Work instructions - Filter the data for lines with the word "role", then copy every line so identified.
+++ Data listing +++
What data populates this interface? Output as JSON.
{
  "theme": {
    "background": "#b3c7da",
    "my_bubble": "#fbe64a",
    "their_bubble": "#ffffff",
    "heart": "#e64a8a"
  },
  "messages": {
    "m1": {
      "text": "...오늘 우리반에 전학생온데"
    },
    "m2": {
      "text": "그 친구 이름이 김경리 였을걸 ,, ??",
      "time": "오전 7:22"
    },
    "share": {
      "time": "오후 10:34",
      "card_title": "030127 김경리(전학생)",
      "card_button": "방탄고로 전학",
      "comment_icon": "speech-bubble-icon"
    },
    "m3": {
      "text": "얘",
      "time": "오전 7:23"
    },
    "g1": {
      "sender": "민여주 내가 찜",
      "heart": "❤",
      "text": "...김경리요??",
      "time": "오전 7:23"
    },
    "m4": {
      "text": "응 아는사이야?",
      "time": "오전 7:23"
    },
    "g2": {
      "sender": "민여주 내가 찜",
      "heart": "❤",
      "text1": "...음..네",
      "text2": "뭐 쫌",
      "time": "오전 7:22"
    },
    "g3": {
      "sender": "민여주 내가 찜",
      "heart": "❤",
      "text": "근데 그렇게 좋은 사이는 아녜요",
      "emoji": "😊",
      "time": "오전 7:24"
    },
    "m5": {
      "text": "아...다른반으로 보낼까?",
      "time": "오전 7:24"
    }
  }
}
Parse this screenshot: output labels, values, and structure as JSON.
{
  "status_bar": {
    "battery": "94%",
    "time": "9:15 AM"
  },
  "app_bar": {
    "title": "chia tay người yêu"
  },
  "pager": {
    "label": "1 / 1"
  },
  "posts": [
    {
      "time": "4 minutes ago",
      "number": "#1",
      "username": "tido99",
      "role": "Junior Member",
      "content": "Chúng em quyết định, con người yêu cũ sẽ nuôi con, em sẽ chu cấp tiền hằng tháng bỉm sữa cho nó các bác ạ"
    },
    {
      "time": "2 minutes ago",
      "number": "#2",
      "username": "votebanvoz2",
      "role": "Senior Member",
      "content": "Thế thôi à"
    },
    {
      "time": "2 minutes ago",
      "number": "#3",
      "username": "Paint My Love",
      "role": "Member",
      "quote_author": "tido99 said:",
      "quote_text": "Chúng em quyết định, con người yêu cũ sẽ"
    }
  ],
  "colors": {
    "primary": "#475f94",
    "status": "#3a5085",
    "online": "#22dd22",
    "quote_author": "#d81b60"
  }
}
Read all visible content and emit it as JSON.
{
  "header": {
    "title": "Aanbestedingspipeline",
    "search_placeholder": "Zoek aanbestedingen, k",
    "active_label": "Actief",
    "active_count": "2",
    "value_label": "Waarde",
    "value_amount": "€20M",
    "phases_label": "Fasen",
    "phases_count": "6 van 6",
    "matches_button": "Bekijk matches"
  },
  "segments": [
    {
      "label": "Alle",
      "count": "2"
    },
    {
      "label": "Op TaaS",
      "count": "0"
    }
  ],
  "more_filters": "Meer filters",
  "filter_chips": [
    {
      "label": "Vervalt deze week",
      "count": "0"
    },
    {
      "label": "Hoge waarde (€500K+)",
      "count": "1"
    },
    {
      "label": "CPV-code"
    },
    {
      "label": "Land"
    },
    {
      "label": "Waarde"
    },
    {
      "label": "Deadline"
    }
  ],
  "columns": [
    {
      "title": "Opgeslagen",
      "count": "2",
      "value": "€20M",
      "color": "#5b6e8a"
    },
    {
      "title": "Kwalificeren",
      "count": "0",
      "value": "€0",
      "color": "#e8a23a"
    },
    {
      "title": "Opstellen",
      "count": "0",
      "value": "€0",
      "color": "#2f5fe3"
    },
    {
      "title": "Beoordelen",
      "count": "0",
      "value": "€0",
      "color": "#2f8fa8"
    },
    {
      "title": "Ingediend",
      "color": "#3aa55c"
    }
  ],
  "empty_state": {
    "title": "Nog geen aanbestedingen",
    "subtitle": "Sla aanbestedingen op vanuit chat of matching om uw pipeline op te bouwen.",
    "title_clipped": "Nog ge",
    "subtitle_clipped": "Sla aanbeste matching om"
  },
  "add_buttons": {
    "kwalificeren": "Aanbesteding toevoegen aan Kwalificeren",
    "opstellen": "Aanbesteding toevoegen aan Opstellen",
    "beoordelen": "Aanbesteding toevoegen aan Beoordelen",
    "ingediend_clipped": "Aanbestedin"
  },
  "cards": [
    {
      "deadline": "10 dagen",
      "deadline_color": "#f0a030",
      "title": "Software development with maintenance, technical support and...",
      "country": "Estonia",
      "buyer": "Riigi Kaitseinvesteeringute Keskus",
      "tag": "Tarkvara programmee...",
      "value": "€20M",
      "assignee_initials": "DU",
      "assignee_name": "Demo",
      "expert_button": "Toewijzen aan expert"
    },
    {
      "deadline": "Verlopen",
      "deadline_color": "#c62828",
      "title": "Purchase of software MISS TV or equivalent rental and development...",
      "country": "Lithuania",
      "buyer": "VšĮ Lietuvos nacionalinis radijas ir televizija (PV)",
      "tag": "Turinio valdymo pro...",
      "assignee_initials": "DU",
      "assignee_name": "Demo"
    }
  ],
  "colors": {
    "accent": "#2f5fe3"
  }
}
+++
Completed task -
      "role": "Junior Member",
      "role": "Senior Member",
      "role": "Member",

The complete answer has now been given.